* **WHAT IS REQUIRED**
Below are the entries; state how many of their lines contain the string "Operationspläne", and nothing more.

*** ENTRIES SHOWN ***

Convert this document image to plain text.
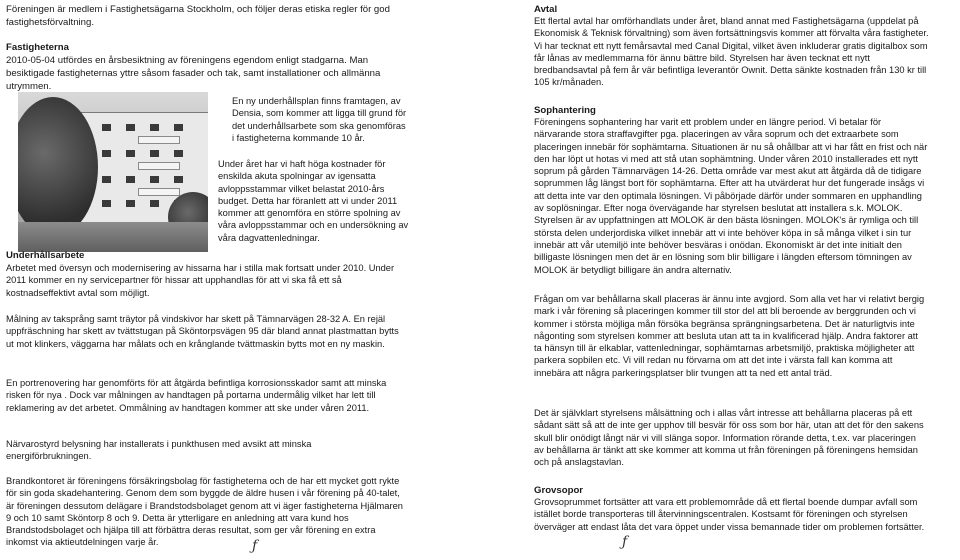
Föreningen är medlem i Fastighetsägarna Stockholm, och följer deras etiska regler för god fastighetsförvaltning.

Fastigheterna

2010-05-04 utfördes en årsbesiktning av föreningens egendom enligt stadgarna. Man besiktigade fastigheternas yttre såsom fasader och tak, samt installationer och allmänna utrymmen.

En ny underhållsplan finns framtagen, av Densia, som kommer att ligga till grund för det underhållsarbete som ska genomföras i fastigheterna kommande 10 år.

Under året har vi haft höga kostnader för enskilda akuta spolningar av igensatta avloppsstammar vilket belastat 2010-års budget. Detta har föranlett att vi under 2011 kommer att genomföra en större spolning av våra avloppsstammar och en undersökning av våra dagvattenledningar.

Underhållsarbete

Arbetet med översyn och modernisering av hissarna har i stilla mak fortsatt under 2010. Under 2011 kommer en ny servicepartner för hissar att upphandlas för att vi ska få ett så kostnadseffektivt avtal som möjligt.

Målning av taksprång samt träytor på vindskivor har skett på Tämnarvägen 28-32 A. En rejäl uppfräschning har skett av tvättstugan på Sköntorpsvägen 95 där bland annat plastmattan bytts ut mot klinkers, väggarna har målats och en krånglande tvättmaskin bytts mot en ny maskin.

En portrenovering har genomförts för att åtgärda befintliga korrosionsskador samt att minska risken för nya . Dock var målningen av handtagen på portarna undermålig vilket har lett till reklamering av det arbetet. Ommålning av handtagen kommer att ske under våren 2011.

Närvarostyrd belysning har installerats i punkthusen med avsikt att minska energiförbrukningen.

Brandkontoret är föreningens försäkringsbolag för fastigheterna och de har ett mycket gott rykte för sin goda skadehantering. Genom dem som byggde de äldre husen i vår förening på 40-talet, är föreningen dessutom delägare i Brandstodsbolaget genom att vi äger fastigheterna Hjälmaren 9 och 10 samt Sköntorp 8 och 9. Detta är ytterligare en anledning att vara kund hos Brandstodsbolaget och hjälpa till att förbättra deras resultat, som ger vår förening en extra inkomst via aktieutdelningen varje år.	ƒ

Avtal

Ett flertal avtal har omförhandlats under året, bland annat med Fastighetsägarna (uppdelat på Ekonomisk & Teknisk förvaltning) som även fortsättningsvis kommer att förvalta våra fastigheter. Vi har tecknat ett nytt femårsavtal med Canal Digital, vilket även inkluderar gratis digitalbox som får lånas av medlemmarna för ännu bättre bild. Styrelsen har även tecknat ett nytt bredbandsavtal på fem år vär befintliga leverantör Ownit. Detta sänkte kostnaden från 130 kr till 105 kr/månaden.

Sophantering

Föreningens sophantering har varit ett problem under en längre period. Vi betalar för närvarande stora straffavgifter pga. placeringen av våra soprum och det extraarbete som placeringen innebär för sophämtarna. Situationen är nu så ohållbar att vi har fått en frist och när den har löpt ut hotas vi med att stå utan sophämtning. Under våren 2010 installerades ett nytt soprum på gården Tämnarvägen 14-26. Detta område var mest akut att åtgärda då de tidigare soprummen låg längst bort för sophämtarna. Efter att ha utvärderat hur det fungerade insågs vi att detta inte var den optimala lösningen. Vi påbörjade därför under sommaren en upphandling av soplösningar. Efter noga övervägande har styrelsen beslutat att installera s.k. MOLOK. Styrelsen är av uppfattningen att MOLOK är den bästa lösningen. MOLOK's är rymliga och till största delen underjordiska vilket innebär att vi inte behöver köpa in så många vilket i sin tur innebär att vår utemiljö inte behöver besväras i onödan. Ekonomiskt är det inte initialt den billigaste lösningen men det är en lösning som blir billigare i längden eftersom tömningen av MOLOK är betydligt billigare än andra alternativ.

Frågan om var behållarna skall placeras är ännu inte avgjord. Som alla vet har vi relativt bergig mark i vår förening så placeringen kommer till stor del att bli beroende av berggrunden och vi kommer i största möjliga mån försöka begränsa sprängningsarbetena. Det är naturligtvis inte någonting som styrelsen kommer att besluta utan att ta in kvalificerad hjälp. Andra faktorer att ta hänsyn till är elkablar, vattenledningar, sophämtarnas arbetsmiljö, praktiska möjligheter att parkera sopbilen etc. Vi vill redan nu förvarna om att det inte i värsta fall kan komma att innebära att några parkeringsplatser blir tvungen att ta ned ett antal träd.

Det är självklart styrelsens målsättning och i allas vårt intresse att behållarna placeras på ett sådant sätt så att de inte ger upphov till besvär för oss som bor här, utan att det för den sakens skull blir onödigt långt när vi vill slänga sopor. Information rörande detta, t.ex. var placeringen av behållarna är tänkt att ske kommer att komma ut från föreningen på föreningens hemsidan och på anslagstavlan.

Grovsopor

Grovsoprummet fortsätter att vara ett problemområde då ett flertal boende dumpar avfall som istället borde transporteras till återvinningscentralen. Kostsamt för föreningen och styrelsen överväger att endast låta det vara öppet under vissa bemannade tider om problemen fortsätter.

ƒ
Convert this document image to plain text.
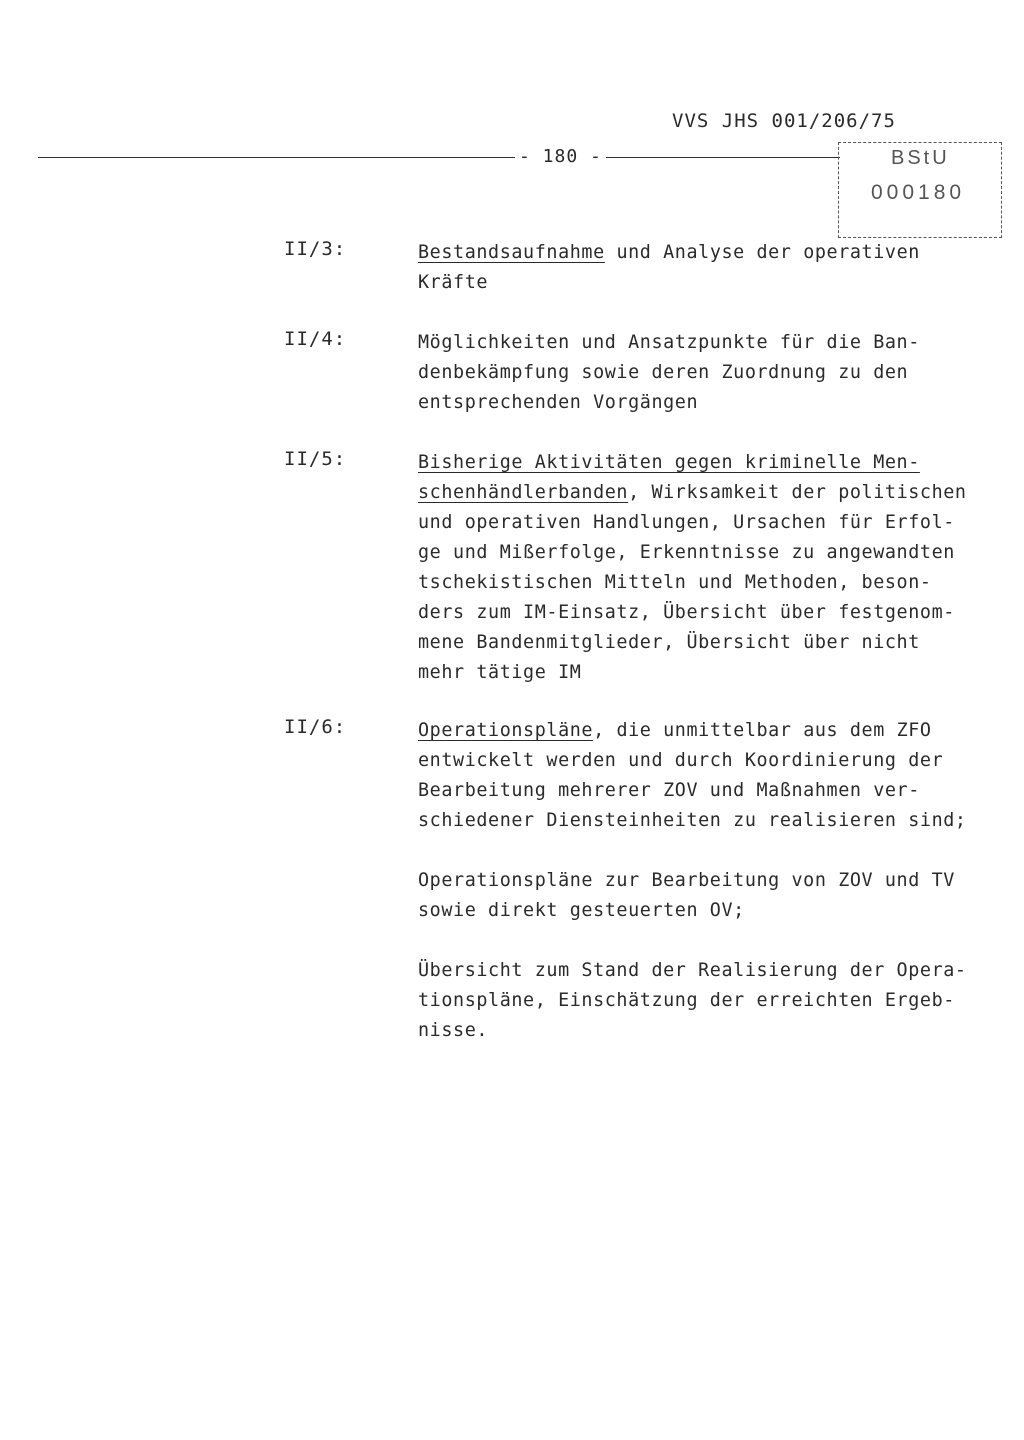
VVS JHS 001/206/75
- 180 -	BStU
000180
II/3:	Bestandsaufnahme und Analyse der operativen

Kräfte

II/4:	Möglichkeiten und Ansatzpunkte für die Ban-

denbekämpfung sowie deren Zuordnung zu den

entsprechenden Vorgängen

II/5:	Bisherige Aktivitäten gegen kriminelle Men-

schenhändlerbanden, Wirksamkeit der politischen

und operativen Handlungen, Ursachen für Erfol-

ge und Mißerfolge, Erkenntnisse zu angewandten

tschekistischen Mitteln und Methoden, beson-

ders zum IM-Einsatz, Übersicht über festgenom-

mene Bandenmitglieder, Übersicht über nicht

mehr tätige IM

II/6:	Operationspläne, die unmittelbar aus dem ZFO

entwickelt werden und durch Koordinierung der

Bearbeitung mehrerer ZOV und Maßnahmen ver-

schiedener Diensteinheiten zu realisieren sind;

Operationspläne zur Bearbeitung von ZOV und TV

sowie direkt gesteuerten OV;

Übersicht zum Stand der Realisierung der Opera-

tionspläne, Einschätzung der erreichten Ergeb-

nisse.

*** End of ENTRIES SHOWN ***

* **EXPECTED ANSWER**
2